## [WHAT THIS TASK INVOLVES]
Recast the lines from the first one through the line containing "disk-usage: ▭ 66% — [993, 701, 1016, 708]", inclusive, as a Markdown table with the columns Row and Line, leaving out any blank lines.

## [EXERCISE INPUTS]
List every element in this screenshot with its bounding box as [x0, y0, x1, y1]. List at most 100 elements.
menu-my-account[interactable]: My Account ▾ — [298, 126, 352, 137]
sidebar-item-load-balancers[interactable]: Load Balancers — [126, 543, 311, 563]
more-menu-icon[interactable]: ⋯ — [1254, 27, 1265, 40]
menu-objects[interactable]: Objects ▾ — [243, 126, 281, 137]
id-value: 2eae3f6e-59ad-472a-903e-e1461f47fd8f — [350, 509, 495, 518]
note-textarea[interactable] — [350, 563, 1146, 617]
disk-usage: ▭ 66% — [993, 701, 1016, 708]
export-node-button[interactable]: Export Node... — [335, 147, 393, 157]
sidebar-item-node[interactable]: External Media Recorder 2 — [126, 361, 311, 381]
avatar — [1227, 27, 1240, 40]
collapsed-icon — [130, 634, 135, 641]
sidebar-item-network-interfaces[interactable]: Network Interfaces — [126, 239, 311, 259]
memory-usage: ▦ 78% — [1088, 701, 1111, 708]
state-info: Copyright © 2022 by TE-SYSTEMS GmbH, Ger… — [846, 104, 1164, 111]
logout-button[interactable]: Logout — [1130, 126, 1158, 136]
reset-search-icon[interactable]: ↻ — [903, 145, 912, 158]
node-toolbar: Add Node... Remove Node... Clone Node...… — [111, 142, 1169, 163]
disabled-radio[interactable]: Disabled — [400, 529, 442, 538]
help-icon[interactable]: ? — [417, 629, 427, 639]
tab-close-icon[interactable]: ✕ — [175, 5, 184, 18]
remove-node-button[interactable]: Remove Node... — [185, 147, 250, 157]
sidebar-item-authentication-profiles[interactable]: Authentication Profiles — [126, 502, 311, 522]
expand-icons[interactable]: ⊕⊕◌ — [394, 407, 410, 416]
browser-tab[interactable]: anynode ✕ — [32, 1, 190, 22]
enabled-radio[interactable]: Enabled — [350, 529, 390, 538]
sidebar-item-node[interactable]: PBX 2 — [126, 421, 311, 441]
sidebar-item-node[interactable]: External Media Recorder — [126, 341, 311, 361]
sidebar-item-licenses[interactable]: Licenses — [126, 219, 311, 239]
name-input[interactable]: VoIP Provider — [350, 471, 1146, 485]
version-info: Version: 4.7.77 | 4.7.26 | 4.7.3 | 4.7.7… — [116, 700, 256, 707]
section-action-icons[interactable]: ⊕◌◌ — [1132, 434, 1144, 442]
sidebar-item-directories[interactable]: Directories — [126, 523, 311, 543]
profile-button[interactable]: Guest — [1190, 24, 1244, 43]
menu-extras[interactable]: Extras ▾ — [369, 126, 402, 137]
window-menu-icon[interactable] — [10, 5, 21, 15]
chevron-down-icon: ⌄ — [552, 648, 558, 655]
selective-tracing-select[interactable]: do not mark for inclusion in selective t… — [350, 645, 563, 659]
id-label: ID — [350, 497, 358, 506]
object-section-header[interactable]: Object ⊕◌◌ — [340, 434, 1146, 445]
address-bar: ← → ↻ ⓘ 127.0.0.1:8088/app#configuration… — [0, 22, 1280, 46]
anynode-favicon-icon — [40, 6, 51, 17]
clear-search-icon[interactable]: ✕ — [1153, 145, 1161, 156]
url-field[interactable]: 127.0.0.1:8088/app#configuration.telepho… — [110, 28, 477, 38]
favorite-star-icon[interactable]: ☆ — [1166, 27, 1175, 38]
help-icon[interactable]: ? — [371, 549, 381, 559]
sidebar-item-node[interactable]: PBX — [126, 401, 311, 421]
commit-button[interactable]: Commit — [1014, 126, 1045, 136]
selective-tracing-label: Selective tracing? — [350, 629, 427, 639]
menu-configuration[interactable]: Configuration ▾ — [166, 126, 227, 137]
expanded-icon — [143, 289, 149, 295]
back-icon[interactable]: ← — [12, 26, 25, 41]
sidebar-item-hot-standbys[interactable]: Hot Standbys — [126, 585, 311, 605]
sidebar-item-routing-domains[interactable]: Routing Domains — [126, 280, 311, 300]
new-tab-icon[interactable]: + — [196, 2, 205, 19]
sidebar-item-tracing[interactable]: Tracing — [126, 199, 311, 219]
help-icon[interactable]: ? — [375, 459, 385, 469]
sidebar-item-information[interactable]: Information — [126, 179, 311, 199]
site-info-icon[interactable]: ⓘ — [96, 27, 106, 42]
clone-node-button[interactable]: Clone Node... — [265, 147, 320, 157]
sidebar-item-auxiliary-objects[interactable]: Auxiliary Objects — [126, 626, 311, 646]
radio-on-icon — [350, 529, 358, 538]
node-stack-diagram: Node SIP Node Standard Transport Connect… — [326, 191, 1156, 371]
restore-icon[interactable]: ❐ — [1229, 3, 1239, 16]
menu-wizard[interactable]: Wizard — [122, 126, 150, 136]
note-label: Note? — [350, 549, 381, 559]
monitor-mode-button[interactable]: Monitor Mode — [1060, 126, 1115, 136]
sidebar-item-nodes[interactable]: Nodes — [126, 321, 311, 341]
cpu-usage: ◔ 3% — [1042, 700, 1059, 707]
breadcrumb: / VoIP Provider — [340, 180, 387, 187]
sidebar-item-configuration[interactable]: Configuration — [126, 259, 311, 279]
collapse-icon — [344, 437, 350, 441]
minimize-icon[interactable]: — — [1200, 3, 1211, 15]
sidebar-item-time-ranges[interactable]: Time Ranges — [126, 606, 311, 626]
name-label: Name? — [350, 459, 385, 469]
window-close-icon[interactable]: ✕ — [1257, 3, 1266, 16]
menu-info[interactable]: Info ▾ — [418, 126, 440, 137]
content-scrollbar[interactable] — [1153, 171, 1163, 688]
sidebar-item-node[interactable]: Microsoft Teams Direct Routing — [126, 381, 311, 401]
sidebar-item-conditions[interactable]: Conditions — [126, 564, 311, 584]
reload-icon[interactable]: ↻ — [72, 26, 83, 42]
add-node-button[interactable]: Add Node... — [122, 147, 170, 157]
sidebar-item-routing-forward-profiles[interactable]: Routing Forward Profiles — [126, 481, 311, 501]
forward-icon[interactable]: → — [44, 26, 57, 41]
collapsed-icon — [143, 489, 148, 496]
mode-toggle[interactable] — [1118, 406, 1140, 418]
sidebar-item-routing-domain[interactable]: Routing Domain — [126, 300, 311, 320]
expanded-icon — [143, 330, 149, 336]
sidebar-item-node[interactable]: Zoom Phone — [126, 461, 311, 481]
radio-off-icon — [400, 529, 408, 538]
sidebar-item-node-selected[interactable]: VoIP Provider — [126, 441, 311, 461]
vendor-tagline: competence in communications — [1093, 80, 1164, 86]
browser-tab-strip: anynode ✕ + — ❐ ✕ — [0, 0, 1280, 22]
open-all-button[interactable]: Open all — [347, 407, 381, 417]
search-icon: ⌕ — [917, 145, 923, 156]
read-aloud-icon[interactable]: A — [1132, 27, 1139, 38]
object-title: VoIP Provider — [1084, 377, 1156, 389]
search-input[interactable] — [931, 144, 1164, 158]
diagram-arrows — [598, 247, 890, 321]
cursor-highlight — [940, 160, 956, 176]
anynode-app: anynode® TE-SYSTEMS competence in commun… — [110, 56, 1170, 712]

## [EXERCISE SOLUTION]
| Row | Line |
|---|---|
| 1 | List every element in this screenshot with its bounding box as [x0, y0, x1, y1]. List at most 100 elements. |
| 2 | menu-my-account[interactable]: My Account ▾ — [298, 126, 352, 137] |
| 3 | sidebar-item-load-balancers[interactable]: Load Balancers — [126, 543, 311, 563] |
| 4 | more-menu-icon[interactable]: ⋯ — [1254, 27, 1265, 40] |
| 5 | menu-objects[interactable]: Objects ▾ — [243, 126, 281, 137] |
| 6 | id-value: 2eae3f6e-59ad-472a-903e-e1461f47fd8f — [350, 509, 495, 518] |
| 7 | note-textarea[interactable] — [350, 563, 1146, 617] |
| 8 | disk-usage: ▭ 66% — [993, 701, 1016, 708] |